Given task: In the material below, list every line carrying the string "Plasma".

Records for the task:
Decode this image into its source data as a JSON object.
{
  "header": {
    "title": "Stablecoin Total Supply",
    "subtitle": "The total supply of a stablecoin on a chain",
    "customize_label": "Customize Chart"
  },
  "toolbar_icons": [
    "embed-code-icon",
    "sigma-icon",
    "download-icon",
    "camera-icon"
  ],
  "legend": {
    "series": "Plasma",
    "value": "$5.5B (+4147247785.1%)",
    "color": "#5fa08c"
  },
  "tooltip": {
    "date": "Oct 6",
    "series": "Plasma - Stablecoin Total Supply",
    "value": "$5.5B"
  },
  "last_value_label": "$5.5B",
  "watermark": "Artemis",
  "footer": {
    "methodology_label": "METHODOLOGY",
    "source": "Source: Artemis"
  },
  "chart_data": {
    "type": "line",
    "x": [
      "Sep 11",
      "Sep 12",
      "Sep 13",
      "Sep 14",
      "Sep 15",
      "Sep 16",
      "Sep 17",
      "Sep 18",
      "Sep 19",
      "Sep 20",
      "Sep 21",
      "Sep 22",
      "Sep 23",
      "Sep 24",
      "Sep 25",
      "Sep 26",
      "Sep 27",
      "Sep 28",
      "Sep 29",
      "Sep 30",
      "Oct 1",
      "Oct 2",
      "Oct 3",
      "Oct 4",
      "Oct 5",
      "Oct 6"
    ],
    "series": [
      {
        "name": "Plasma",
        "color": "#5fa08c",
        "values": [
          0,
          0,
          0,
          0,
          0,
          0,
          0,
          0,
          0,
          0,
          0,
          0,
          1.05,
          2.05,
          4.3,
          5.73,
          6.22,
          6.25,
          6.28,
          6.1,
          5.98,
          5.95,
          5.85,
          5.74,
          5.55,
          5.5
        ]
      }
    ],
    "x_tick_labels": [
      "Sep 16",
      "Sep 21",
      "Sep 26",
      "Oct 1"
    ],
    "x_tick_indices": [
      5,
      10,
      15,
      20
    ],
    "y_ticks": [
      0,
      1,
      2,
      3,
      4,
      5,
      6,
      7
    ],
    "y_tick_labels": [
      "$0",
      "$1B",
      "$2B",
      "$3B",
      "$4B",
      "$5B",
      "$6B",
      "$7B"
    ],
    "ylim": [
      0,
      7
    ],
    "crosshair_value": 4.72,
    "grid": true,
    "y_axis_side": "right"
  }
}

The result:
    "series": "Plasma",
    "series": "Plasma - Stablecoin Total Supply",
        "name": "Plasma",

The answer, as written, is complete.